• **Required task**: Copy the lines of the records from the one containing "outwards-button[interactable]: Outwards xyxy=(1281,783,1337,801)" through the one containing "table-row[interactable]: — — C3320", including both of those lines, keeping every character unchanged.

• **Image region annotations**:

/---

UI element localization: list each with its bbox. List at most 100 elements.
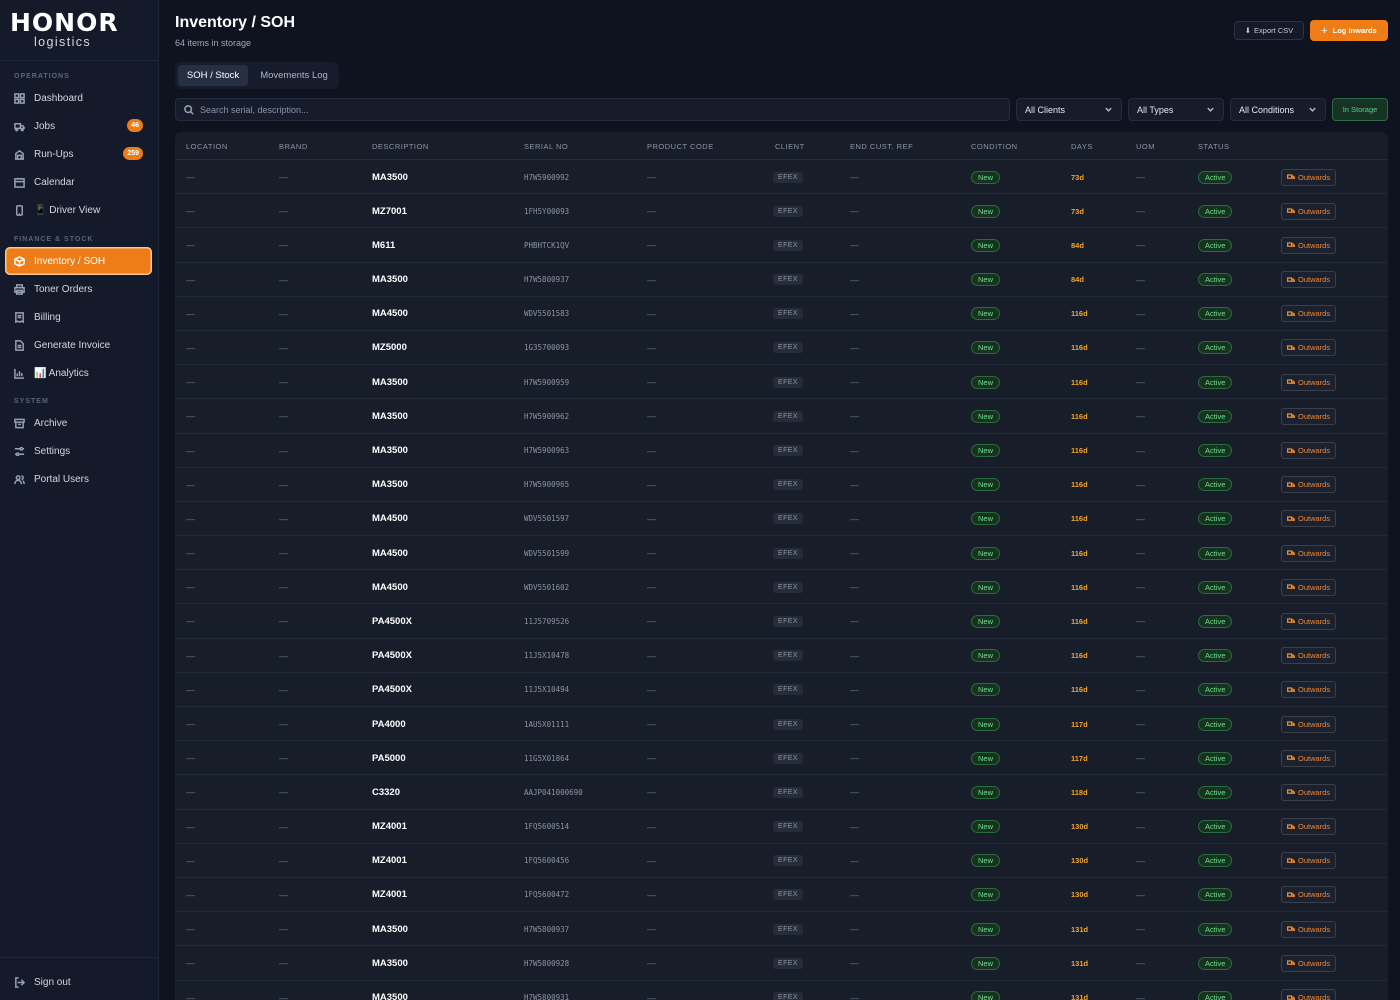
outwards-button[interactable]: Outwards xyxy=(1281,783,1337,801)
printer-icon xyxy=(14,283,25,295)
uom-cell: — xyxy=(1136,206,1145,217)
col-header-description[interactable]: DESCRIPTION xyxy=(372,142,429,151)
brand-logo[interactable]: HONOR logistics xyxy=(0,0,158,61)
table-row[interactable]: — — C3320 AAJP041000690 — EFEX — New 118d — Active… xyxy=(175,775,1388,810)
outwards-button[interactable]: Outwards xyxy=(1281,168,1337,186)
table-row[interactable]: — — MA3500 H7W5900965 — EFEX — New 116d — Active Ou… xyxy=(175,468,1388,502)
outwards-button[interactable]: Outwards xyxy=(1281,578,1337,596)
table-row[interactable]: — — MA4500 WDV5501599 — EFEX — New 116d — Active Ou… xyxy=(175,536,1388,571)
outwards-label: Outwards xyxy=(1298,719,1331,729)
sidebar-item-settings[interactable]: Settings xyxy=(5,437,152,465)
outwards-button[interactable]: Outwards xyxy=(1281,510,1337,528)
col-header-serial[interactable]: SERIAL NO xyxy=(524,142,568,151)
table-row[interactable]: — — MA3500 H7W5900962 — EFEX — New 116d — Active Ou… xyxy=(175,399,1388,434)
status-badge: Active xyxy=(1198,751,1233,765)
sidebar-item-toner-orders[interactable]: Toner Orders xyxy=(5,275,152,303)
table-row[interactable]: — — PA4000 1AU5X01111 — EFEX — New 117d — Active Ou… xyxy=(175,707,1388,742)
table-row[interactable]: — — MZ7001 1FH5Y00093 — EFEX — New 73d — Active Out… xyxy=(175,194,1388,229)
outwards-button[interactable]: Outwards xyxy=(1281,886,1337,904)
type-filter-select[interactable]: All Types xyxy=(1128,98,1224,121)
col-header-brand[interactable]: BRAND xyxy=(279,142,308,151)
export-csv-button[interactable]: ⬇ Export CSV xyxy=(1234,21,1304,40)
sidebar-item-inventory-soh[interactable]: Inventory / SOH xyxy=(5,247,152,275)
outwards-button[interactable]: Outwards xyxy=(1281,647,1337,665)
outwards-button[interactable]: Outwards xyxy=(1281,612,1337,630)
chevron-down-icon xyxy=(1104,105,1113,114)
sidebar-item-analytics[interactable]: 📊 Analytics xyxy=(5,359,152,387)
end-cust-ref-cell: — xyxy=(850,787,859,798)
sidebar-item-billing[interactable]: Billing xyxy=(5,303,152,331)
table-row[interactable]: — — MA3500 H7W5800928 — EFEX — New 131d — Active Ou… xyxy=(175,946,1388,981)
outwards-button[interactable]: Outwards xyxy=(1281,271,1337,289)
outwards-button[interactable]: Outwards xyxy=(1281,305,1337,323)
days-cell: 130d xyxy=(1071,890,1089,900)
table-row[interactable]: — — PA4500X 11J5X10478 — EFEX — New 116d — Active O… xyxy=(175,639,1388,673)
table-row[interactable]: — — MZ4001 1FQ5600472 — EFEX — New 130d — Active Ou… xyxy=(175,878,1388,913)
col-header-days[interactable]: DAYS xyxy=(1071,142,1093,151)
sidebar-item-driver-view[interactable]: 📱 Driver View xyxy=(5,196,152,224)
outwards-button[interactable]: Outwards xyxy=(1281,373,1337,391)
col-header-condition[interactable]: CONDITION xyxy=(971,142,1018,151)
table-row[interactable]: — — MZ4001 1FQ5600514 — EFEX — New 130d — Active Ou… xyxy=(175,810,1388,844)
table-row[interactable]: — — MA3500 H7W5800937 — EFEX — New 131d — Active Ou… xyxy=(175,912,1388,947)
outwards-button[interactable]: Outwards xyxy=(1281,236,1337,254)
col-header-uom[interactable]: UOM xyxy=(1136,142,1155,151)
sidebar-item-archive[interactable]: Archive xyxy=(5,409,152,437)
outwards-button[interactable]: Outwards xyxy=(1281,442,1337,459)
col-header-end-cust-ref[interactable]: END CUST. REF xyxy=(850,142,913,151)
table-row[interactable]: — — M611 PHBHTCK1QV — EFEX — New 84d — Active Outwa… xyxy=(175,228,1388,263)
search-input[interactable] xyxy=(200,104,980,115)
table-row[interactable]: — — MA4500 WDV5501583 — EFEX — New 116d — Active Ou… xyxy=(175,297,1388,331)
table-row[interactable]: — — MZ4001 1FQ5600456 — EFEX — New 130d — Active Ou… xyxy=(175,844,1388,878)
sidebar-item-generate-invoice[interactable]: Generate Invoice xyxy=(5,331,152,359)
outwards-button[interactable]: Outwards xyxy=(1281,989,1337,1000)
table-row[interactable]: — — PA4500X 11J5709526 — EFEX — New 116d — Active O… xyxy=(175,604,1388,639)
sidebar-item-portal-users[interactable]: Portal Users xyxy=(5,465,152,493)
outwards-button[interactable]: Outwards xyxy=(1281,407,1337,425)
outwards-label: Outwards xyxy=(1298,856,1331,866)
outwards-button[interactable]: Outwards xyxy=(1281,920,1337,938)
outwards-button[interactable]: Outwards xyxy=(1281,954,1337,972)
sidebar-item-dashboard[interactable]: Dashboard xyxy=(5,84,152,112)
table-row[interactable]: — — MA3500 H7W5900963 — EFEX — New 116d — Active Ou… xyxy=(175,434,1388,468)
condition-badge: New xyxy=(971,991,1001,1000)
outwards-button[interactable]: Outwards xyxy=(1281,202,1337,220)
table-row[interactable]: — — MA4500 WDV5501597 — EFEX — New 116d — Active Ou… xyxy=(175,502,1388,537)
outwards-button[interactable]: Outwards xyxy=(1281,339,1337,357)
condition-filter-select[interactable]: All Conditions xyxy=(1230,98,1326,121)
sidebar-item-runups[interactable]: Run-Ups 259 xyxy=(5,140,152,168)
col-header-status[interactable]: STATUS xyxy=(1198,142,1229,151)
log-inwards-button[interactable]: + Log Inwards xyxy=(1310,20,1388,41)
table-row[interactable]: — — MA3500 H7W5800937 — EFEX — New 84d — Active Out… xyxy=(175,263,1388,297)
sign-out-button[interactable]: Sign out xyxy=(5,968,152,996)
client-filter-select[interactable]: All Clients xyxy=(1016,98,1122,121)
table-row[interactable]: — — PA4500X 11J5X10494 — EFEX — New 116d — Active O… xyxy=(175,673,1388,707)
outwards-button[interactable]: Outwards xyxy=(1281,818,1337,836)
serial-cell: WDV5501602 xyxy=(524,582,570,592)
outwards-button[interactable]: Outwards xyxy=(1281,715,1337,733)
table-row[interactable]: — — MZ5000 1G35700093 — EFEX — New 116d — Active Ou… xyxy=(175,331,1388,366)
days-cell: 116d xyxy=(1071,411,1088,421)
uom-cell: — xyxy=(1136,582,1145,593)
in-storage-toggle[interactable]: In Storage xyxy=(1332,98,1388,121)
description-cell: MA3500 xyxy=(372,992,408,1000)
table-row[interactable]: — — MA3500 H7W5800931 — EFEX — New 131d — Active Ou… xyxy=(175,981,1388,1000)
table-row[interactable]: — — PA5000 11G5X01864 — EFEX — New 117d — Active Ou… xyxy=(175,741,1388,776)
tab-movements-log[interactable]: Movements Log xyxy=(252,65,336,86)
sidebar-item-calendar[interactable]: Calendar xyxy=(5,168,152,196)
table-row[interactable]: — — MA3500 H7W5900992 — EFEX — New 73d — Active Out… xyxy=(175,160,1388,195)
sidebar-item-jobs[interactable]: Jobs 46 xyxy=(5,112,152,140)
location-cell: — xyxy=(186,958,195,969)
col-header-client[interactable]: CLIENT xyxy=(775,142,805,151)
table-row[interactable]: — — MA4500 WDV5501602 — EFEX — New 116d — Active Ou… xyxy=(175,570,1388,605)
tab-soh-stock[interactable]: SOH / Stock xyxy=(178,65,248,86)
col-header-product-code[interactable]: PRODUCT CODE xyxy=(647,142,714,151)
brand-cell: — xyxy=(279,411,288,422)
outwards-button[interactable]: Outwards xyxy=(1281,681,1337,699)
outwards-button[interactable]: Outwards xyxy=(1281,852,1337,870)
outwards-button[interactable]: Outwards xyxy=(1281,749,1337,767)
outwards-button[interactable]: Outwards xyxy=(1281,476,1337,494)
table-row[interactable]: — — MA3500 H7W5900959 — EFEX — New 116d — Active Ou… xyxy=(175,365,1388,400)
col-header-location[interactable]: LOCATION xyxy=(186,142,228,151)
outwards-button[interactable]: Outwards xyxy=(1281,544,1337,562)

\---

• **Correct answer**:
outwards-button[interactable]: Outwards xyxy=(1281,783,1337,801)
printer-icon xyxy=(14,283,25,295)
uom-cell: — xyxy=(1136,206,1145,217)
col-header-description[interactable]: DESCRIPTION xyxy=(372,142,429,151)
brand-logo[interactable]: HONOR logistics xyxy=(0,0,158,61)
table-row[interactable]: — — C3320 AAJP041000690 — EFEX — New 118d — Active… xyxy=(175,775,1388,810)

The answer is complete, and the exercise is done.